-------- EXCERPTED RECORDS

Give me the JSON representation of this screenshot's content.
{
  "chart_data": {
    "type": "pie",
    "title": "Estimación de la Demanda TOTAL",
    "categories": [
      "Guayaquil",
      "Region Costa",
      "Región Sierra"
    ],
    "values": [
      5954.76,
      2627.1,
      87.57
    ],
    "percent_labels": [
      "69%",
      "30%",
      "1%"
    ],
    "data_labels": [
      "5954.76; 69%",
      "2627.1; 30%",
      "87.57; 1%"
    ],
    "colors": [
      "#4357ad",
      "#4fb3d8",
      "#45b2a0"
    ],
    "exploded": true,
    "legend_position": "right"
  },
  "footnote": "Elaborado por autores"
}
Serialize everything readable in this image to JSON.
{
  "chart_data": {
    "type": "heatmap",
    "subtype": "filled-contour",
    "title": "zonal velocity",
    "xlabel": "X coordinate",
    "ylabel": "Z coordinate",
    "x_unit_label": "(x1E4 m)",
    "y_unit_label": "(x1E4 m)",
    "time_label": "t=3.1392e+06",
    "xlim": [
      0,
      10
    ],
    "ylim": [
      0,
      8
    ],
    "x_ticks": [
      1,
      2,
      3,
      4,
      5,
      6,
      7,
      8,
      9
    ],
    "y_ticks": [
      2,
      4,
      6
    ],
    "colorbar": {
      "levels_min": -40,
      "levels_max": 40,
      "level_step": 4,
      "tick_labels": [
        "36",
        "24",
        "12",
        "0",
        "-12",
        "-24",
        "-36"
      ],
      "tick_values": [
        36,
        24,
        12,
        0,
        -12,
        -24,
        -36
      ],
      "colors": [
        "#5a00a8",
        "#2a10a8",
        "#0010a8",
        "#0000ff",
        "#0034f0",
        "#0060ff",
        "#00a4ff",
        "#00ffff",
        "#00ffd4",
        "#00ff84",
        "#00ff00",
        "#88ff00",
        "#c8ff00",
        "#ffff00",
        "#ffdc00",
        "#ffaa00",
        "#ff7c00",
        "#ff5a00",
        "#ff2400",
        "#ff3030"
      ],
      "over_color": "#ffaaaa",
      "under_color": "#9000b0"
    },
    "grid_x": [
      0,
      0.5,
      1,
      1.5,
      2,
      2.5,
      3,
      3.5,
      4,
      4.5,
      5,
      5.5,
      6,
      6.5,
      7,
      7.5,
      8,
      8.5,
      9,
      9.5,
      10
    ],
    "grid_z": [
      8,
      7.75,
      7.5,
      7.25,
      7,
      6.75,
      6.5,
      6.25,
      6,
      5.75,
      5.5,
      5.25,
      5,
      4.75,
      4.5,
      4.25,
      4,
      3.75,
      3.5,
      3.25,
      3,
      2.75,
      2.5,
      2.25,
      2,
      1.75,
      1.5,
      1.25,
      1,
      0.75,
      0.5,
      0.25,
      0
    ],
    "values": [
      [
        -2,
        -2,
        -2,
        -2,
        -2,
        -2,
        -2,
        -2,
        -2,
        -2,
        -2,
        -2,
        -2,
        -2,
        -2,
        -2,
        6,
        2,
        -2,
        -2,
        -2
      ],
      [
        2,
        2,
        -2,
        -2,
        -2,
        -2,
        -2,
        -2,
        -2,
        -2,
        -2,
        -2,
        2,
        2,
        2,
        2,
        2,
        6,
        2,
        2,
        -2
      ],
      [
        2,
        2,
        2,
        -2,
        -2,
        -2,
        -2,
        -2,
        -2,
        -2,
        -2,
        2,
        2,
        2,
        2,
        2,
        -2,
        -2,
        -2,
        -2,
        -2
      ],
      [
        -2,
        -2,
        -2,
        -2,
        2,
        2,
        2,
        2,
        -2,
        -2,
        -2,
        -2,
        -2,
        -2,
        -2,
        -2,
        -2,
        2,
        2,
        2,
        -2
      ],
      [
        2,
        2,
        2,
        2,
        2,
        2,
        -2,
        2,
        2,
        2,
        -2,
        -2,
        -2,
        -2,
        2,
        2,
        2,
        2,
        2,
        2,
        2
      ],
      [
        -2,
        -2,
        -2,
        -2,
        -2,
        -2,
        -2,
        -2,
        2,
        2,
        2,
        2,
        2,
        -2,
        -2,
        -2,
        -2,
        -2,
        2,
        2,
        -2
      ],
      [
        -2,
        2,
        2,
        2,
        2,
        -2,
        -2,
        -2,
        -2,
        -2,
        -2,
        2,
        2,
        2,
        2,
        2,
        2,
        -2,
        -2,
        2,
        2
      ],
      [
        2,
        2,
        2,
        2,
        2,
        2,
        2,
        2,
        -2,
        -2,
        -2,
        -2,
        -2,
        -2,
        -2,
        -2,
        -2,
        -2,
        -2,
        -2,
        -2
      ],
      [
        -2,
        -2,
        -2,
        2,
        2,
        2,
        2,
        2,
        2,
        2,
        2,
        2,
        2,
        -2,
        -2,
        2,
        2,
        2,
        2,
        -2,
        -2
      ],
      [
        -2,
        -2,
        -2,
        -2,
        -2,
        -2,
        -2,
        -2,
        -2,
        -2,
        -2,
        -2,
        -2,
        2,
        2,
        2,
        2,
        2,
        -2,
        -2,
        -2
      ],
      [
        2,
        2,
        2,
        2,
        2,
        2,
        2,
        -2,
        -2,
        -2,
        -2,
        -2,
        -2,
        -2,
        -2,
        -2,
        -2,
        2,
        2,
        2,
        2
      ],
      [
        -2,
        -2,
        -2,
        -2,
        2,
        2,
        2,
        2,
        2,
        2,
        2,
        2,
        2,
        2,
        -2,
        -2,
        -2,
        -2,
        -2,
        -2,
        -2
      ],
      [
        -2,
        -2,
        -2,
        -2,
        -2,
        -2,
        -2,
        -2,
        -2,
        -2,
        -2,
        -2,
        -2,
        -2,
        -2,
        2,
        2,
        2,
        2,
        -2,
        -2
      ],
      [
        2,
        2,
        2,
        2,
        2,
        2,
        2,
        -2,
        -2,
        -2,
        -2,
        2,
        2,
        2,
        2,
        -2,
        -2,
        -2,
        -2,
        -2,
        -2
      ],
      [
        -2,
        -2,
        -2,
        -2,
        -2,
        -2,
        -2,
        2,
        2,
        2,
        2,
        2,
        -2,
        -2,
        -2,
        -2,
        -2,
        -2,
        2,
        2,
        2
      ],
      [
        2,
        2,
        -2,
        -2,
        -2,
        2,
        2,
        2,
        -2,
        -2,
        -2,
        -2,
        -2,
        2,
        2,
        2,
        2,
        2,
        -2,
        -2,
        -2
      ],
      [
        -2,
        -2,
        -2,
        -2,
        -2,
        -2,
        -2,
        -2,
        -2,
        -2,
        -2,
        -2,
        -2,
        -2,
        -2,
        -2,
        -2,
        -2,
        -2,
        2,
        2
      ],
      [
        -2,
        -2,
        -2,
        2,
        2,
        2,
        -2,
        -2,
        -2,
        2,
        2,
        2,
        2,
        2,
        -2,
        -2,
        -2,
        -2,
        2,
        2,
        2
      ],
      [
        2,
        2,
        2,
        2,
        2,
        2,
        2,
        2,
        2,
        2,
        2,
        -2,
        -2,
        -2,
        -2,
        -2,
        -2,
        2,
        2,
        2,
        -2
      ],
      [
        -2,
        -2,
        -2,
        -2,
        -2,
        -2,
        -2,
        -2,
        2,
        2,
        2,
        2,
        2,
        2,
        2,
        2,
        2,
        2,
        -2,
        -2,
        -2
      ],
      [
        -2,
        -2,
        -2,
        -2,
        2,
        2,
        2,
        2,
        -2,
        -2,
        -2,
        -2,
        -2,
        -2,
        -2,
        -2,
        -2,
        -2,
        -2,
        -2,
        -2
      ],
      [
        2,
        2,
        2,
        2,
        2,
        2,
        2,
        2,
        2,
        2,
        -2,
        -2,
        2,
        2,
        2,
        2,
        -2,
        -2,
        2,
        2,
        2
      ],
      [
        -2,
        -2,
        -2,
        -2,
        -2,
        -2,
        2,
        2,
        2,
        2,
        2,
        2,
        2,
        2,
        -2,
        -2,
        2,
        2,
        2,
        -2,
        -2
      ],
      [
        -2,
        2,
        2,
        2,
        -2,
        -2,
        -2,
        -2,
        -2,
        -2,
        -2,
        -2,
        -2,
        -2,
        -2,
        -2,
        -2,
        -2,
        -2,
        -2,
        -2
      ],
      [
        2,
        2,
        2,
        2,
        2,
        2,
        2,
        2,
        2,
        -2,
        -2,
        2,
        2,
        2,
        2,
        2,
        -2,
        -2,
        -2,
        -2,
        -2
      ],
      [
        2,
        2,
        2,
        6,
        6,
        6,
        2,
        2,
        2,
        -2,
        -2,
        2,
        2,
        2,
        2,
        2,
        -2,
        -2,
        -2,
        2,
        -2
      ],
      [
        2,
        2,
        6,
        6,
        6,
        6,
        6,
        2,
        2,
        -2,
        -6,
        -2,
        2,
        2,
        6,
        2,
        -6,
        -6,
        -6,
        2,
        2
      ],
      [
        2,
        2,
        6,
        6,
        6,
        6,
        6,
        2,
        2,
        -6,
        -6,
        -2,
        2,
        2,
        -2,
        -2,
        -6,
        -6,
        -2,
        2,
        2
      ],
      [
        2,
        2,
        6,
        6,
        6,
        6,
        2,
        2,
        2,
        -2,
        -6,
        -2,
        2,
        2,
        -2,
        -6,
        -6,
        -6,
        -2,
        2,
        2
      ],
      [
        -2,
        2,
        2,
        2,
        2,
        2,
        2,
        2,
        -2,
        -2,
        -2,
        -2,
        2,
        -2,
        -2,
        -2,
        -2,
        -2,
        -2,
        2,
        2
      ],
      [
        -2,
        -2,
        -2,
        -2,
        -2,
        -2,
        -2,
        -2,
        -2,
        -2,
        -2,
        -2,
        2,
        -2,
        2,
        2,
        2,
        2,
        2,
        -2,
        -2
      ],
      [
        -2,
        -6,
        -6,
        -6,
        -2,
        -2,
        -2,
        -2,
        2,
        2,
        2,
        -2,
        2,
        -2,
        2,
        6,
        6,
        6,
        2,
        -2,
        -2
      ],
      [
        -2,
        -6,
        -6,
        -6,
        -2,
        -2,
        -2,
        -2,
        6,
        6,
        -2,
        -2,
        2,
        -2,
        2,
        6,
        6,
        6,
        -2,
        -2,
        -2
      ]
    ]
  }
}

----------------

# [WHAT YOU SHOULD DO]
List every line in the records above that contains the word "this".

# [WORKED ANSWER]
Give me the JSON representation of this screenshot's content.
Serialize everything readable in this image to JSON.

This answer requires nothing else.